Find the lines containing the word "ylabel" and copy every one of them.

--- Start EXERCISE MATERIAL ---

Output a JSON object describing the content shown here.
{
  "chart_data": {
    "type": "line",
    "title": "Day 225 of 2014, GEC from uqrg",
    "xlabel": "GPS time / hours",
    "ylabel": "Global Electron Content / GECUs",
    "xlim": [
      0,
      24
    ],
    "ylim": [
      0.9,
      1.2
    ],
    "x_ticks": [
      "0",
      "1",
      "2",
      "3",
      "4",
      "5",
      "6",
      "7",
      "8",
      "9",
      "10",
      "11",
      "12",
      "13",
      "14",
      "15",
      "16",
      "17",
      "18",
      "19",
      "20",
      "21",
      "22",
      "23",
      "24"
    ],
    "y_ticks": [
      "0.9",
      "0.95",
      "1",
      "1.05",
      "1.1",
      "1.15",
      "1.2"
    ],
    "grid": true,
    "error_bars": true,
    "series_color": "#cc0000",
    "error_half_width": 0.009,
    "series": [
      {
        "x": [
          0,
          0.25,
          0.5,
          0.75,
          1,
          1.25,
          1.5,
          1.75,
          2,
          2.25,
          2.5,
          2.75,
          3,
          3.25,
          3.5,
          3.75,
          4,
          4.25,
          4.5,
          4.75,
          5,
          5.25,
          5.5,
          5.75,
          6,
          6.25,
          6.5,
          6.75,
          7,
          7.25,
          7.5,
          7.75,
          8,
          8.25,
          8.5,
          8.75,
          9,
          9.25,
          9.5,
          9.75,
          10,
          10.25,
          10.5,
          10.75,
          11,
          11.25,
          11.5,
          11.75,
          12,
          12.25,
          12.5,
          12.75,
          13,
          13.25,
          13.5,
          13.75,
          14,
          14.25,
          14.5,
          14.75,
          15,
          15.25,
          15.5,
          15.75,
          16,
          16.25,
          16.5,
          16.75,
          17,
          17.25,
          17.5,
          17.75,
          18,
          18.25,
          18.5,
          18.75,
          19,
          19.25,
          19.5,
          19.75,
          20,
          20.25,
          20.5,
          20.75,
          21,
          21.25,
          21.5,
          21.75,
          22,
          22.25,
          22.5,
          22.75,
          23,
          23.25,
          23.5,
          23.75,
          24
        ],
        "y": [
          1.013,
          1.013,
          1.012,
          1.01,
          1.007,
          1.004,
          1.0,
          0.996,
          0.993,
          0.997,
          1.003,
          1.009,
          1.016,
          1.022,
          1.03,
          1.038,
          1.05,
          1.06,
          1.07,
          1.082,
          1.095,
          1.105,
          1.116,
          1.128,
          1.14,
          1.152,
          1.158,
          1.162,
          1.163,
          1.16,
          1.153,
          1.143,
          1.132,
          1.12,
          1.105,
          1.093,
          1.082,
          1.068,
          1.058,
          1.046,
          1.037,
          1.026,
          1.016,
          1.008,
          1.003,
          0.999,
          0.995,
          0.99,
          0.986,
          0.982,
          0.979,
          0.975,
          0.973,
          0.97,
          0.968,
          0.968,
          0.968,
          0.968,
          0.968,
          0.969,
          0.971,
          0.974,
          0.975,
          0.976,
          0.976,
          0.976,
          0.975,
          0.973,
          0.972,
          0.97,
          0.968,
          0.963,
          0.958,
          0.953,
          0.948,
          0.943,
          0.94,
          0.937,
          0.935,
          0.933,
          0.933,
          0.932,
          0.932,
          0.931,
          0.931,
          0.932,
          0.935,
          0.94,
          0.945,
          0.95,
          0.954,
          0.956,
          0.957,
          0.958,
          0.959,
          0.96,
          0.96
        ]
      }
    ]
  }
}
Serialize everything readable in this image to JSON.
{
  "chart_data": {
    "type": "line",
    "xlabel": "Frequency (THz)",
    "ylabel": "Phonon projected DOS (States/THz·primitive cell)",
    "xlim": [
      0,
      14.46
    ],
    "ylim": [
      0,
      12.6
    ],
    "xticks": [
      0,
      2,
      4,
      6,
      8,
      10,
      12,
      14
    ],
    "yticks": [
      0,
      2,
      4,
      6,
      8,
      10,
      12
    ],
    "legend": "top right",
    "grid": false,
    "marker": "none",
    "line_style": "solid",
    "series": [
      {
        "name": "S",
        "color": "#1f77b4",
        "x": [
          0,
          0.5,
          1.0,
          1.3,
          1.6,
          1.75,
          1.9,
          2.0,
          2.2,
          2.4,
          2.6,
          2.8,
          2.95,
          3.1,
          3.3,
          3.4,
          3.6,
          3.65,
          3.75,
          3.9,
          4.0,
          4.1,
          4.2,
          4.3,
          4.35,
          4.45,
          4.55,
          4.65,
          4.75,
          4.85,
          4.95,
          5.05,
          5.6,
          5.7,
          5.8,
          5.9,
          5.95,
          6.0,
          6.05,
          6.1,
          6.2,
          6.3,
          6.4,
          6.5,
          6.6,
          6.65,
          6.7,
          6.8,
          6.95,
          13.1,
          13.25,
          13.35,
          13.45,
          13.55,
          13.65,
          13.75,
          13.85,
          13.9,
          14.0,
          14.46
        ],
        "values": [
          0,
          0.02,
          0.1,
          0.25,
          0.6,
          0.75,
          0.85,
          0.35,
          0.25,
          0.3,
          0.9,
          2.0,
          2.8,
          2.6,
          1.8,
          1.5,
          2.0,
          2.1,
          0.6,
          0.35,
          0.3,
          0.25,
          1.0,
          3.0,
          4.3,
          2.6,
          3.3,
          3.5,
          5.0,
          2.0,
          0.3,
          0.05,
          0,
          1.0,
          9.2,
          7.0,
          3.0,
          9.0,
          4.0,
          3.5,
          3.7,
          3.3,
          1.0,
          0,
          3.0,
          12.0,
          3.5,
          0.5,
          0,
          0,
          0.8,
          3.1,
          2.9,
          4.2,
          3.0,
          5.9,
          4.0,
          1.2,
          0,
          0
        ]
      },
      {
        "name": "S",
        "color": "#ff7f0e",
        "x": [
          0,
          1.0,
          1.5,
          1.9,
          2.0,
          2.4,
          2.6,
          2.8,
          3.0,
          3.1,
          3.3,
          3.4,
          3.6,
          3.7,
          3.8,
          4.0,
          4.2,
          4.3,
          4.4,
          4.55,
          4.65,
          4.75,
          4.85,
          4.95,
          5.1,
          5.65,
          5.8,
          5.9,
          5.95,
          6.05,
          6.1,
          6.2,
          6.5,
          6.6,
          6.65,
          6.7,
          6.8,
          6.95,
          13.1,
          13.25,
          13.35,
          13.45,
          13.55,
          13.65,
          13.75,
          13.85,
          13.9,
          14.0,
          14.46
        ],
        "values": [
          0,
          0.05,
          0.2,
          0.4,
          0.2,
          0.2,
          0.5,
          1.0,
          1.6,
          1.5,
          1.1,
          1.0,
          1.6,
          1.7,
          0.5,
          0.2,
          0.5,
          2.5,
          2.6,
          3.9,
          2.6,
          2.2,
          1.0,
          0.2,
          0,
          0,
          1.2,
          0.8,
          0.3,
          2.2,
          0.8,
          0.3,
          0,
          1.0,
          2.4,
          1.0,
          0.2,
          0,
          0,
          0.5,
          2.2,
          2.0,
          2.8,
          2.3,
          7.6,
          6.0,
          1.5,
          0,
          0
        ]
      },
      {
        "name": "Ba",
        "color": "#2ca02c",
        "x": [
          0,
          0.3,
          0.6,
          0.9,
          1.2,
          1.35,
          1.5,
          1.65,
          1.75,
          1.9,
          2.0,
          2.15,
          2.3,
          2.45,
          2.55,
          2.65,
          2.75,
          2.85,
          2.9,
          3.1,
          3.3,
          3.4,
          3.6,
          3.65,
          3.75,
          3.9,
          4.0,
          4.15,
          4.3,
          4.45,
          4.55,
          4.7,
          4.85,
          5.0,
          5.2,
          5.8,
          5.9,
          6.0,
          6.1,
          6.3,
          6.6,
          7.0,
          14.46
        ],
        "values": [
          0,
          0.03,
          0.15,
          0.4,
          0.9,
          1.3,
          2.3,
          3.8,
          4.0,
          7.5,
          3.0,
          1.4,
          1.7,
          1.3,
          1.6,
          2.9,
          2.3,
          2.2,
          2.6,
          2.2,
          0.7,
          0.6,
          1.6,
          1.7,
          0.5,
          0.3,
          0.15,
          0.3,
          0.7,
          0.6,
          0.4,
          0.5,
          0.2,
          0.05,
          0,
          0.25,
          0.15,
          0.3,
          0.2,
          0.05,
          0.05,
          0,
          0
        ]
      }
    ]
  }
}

--- End EXERCISE MATERIAL ---

**TASK RESULT**:
    "ylabel": "Global Electron Content / GECUs",
    "ylabel": "Phonon projected DOS (States/THz·primitive cell)",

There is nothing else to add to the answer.